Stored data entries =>
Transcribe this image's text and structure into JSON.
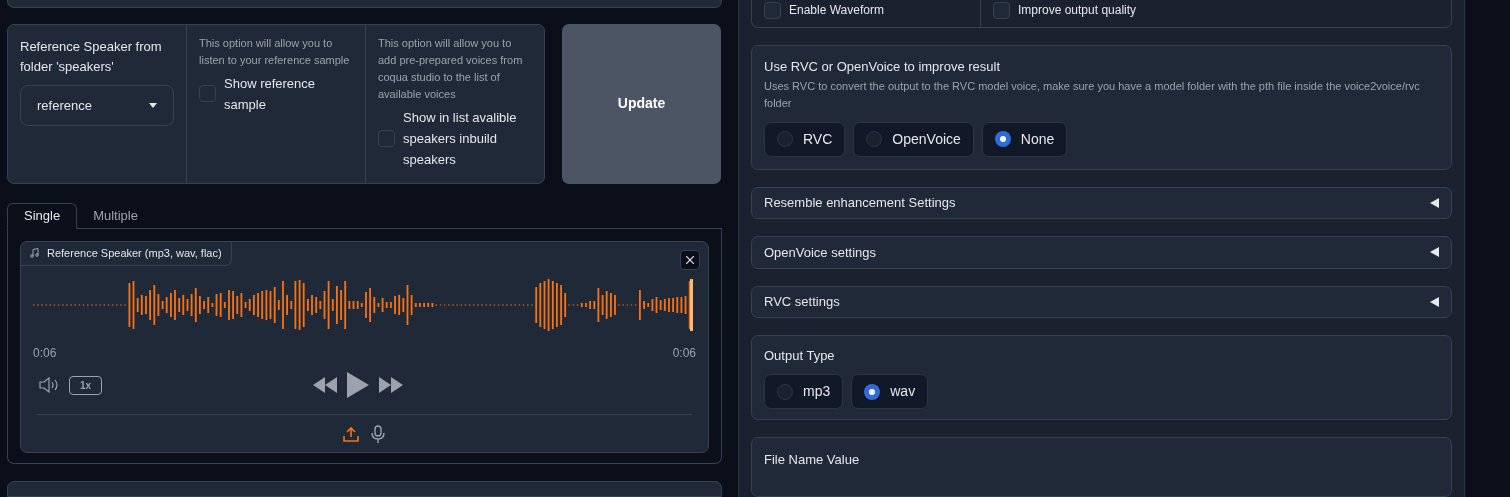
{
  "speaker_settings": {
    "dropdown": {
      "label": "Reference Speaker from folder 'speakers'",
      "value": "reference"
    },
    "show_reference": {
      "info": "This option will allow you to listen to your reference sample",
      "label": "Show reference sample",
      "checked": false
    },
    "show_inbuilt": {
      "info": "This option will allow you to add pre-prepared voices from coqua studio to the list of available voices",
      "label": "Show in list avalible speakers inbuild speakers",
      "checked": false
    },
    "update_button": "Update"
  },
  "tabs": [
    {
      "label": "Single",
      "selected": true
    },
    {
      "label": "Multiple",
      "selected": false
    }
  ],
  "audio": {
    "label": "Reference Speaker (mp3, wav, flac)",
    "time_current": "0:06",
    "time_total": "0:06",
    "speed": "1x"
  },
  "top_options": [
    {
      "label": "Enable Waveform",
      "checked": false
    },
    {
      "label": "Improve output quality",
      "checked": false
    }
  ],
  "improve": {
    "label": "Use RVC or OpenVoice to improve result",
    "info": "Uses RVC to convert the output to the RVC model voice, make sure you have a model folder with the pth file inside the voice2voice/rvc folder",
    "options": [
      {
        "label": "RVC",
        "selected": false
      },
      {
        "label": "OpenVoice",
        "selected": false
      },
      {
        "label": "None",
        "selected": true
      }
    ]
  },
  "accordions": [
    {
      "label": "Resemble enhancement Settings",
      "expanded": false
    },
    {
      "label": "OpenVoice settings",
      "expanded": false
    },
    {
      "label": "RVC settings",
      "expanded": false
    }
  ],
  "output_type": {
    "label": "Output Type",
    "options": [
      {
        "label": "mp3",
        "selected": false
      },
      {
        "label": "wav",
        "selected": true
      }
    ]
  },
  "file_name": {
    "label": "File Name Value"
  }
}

...

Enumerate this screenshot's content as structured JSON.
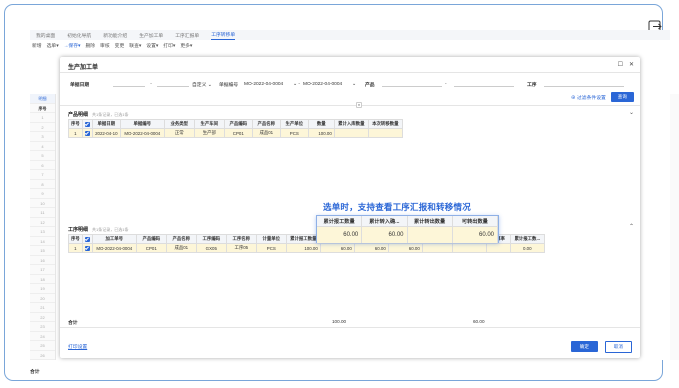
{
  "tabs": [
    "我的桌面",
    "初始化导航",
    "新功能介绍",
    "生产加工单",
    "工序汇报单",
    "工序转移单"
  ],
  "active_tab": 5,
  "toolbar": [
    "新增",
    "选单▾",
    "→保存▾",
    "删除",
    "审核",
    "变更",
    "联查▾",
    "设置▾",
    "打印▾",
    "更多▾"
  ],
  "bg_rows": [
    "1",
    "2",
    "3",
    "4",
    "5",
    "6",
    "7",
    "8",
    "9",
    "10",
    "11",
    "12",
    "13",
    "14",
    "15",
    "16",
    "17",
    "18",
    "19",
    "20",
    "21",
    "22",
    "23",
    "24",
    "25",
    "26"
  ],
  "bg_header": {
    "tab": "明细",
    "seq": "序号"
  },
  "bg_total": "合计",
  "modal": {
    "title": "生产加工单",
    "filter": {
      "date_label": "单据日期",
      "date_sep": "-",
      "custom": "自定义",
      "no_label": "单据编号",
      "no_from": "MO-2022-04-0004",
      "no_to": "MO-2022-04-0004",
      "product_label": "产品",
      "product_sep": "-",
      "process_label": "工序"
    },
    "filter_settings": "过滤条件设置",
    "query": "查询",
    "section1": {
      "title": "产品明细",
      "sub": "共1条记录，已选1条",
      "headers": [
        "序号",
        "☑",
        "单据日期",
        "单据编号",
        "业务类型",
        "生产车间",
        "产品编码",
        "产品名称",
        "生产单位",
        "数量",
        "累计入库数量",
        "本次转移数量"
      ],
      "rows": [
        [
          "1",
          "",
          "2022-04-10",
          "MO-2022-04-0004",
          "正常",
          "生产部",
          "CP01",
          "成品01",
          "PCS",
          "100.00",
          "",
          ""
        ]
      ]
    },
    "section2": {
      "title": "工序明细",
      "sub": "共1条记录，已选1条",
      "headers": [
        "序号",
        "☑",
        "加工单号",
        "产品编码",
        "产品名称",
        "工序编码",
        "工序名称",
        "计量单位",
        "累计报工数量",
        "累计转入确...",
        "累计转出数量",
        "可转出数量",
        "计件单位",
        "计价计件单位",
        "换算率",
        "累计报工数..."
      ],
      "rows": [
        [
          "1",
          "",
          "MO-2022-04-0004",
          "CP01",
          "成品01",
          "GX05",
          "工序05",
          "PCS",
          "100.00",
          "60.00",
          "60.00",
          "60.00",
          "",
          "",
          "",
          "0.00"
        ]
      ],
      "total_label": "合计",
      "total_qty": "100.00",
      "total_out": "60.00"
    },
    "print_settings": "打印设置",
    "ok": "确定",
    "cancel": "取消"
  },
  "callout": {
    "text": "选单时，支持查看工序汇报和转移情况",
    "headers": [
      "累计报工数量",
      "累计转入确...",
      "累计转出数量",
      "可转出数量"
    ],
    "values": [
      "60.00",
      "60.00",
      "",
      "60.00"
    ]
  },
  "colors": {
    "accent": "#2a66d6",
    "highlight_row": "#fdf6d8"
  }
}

---

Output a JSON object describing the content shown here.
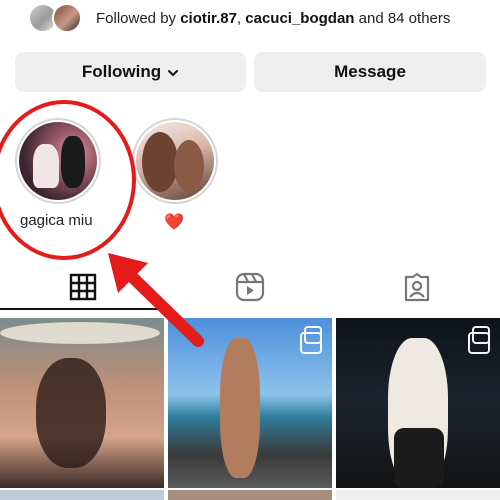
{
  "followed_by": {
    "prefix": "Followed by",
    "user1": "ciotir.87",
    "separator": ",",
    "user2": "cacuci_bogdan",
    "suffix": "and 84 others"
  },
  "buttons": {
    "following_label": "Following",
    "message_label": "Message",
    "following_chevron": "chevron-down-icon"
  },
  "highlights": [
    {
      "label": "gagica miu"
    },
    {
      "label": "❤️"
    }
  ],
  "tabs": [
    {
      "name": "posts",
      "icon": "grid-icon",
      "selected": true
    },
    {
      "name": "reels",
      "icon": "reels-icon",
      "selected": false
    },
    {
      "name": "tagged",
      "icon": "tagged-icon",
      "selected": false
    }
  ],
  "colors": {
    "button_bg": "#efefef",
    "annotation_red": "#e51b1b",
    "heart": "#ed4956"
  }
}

EXERCISE TASK => Extract each line from the listing that holds the word "will".

EXERCISE ANSWER =>
      "info": "This option will allow you to listen to your reference sample",
      "info": "This option will allow you to add pre-prepared voices from coqua studio to the list of available voices",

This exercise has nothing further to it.